Items from a dataset:
# # #

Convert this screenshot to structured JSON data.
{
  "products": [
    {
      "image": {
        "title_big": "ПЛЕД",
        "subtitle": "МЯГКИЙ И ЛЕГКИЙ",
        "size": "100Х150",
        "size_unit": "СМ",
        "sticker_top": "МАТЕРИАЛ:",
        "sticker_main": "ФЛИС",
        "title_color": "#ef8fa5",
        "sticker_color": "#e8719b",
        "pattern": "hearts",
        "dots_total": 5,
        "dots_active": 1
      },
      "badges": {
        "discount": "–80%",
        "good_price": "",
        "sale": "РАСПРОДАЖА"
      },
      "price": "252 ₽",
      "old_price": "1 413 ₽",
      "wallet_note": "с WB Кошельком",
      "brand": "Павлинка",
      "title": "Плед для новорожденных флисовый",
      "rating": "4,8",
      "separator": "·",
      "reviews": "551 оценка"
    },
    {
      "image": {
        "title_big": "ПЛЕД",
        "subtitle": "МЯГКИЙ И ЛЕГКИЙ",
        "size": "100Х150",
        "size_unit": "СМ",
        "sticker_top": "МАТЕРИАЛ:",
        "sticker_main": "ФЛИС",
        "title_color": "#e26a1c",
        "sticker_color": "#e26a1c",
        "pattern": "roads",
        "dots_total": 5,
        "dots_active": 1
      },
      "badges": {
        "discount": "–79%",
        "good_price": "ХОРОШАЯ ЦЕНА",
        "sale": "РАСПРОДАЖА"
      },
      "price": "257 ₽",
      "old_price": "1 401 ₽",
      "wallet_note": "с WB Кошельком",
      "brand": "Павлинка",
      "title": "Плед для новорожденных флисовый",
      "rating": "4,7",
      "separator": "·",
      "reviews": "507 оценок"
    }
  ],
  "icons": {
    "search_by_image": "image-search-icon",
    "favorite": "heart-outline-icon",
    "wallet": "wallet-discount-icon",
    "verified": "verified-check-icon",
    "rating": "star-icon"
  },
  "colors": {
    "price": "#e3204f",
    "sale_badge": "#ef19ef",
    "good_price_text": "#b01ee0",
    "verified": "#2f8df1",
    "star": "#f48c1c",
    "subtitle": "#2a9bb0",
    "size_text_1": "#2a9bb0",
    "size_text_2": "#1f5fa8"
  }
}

# # #

# [Prompt]
Word for word, restate all of the data shown above.

# [Complete output]
Convert this screenshot to structured JSON data.
{
  "products": [
    {
      "image": {
        "title_big": "ПЛЕД",
        "subtitle": "МЯГКИЙ И ЛЕГКИЙ",
        "size": "100Х150",
        "size_unit": "СМ",
        "sticker_top": "МАТЕРИАЛ:",
        "sticker_main": "ФЛИС",
        "title_color": "#ef8fa5",
        "sticker_color": "#e8719b",
        "pattern": "hearts",
        "dots_total": 5,
        "dots_active": 1
      },
      "badges": {
        "discount": "–80%",
        "good_price": "",
        "sale": "РАСПРОДАЖА"
      },
      "price": "252 ₽",
      "old_price": "1 413 ₽",
      "wallet_note": "с WB Кошельком",
      "brand": "Павлинка",
      "title": "Плед для новорожденных флисовый",
      "rating": "4,8",
      "separator": "·",
      "reviews": "551 оценка"
    },
    {
      "image": {
        "title_big": "ПЛЕД",
        "subtitle": "МЯГКИЙ И ЛЕГКИЙ",
        "size": "100Х150",
        "size_unit": "СМ",
        "sticker_top": "МАТЕРИАЛ:",
        "sticker_main": "ФЛИС",
        "title_color": "#e26a1c",
        "sticker_color": "#e26a1c",
        "pattern": "roads",
        "dots_total": 5,
        "dots_active": 1
      },
      "badges": {
        "discount": "–79%",
        "good_price": "ХОРОШАЯ ЦЕНА",
        "sale": "РАСПРОДАЖА"
      },
      "price": "257 ₽",
      "old_price": "1 401 ₽",
      "wallet_note": "с WB Кошельком",
      "brand": "Павлинка",
      "title": "Плед для новорожденных флисовый",
      "rating": "4,7",
      "separator": "·",
      "reviews": "507 оценок"
    }
  ],
  "icons": {
    "search_by_image": "image-search-icon",
    "favorite": "heart-outline-icon",
    "wallet": "wallet-discount-icon",
    "verified": "verified-check-icon",
    "rating": "star-icon"
  },
  "colors": {
    "price": "#e3204f",
    "sale_badge": "#ef19ef",
    "good_price_text": "#b01ee0",
    "verified": "#2f8df1",
    "star": "#f48c1c",
    "subtitle": "#2a9bb0",
    "size_text_1": "#2a9bb0",
    "size_text_2": "#1f5fa8"
  }
}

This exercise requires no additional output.